───── EXERCISE INPUT ─────
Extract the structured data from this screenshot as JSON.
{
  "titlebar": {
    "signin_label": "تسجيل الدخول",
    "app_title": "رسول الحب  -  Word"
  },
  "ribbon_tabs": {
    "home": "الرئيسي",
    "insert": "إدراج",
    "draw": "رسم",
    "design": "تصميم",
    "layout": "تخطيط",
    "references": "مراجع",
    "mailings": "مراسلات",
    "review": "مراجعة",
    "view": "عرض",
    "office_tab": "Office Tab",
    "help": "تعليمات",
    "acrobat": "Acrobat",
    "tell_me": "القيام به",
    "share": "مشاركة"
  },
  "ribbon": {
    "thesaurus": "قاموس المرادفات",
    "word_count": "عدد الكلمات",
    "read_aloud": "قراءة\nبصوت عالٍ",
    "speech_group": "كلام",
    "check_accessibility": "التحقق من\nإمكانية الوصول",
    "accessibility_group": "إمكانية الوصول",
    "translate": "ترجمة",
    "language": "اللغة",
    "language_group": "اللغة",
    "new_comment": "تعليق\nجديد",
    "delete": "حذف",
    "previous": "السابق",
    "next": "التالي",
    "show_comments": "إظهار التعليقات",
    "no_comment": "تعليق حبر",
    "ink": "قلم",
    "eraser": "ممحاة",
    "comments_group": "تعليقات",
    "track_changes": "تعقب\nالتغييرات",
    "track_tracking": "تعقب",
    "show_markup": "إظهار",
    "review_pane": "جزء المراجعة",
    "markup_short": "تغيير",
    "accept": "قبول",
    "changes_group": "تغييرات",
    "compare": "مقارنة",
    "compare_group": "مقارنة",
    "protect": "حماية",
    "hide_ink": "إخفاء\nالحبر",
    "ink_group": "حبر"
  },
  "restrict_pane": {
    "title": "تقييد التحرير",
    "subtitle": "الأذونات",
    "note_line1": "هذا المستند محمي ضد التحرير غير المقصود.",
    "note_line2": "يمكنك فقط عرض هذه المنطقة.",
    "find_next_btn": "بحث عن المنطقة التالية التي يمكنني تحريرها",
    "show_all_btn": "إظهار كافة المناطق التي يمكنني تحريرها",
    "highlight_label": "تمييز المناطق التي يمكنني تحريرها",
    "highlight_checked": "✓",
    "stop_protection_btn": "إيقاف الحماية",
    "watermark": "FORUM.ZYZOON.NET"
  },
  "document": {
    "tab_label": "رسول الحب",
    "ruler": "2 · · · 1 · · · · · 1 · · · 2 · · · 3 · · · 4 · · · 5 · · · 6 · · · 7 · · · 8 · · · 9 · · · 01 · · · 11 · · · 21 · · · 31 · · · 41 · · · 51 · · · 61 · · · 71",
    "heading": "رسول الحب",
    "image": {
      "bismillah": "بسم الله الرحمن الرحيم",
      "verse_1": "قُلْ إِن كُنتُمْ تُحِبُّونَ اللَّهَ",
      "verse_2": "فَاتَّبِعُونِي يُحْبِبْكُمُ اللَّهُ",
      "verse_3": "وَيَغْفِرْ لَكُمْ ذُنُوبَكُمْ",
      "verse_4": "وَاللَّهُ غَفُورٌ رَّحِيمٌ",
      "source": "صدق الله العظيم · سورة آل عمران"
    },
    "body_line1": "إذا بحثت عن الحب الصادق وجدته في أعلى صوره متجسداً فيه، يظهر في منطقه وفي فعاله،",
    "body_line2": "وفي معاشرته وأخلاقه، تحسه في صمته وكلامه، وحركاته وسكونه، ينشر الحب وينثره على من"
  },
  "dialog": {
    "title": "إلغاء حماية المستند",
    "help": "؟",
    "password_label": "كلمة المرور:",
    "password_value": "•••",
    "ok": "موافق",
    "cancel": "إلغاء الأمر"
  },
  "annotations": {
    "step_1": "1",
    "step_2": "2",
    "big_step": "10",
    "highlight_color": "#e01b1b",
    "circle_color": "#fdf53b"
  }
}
─────
TASK OBJECTIVE -> All of the material must be reproduced exactly.

EXERCISE RESPONSE ->
Extract the structured data from this screenshot as JSON.
{
  "titlebar": {
    "signin_label": "تسجيل الدخول",
    "app_title": "رسول الحب  -  Word"
  },
  "ribbon_tabs": {
    "home": "الرئيسي",
    "insert": "إدراج",
    "draw": "رسم",
    "design": "تصميم",
    "layout": "تخطيط",
    "references": "مراجع",
    "mailings": "مراسلات",
    "review": "مراجعة",
    "view": "عرض",
    "office_tab": "Office Tab",
    "help": "تعليمات",
    "acrobat": "Acrobat",
    "tell_me": "القيام به",
    "share": "مشاركة"
  },
  "ribbon": {
    "thesaurus": "قاموس المرادفات",
    "word_count": "عدد الكلمات",
    "read_aloud": "قراءة\nبصوت عالٍ",
    "speech_group": "كلام",
    "check_accessibility": "التحقق من\nإمكانية الوصول",
    "accessibility_group": "إمكانية الوصول",
    "translate": "ترجمة",
    "language": "اللغة",
    "language_group": "اللغة",
    "new_comment": "تعليق\nجديد",
    "delete": "حذف",
    "previous": "السابق",
    "next": "التالي",
    "show_comments": "إظهار التعليقات",
    "no_comment": "تعليق حبر",
    "ink": "قلم",
    "eraser": "ممحاة",
    "comments_group": "تعليقات",
    "track_changes": "تعقب\nالتغييرات",
    "track_tracking": "تعقب",
    "show_markup": "إظهار",
    "review_pane": "جزء المراجعة",
    "markup_short": "تغيير",
    "accept": "قبول",
    "changes_group": "تغييرات",
    "compare": "مقارنة",
    "compare_group": "مقارنة",
    "protect": "حماية",
    "hide_ink": "إخفاء\nالحبر",
    "ink_group": "حبر"
  },
  "restrict_pane": {
    "title": "تقييد التحرير",
    "subtitle": "الأذونات",
    "note_line1": "هذا المستند محمي ضد التحرير غير المقصود.",
    "note_line2": "يمكنك فقط عرض هذه المنطقة.",
    "find_next_btn": "بحث عن المنطقة التالية التي يمكنني تحريرها",
    "show_all_btn": "إظهار كافة المناطق التي يمكنني تحريرها",
    "highlight_label": "تمييز المناطق التي يمكنني تحريرها",
    "highlight_checked": "✓",
    "stop_protection_btn": "إيقاف الحماية",
    "watermark": "FORUM.ZYZOON.NET"
  },
  "document": {
    "tab_label": "رسول الحب",
    "ruler": "2 · · · 1 · · · · · 1 · · · 2 · · · 3 · · · 4 · · · 5 · · · 6 · · · 7 · · · 8 · · · 9 · · · 01 · · · 11 · · · 21 · · · 31 · · · 41 · · · 51 · · · 61 · · · 71",
    "heading": "رسول الحب",
    "image": {
      "bismillah": "بسم الله الرحمن الرحيم",
      "verse_1": "قُلْ إِن كُنتُمْ تُحِبُّونَ اللَّهَ",
      "verse_2": "فَاتَّبِعُونِي يُحْبِبْكُمُ اللَّهُ",
      "verse_3": "وَيَغْفِرْ لَكُمْ ذُنُوبَكُمْ",
      "verse_4": "وَاللَّهُ غَفُورٌ رَّحِيمٌ",
      "source": "صدق الله العظيم · سورة آل عمران"
    },
    "body_line1": "إذا بحثت عن الحب الصادق وجدته في أعلى صوره متجسداً فيه، يظهر في منطقه وفي فعاله،",
    "body_line2": "وفي معاشرته وأخلاقه، تحسه في صمته وكلامه، وحركاته وسكونه، ينشر الحب وينثره على من"
  },
  "dialog": {
    "title": "إلغاء حماية المستند",
    "help": "؟",
    "password_label": "كلمة المرور:",
    "password_value": "•••",
    "ok": "موافق",
    "cancel": "إلغاء الأمر"
  },
  "annotations": {
    "step_1": "1",
    "step_2": "2",
    "big_step": "10",
    "highlight_color": "#e01b1b",
    "circle_color": "#fdf53b"
  }
}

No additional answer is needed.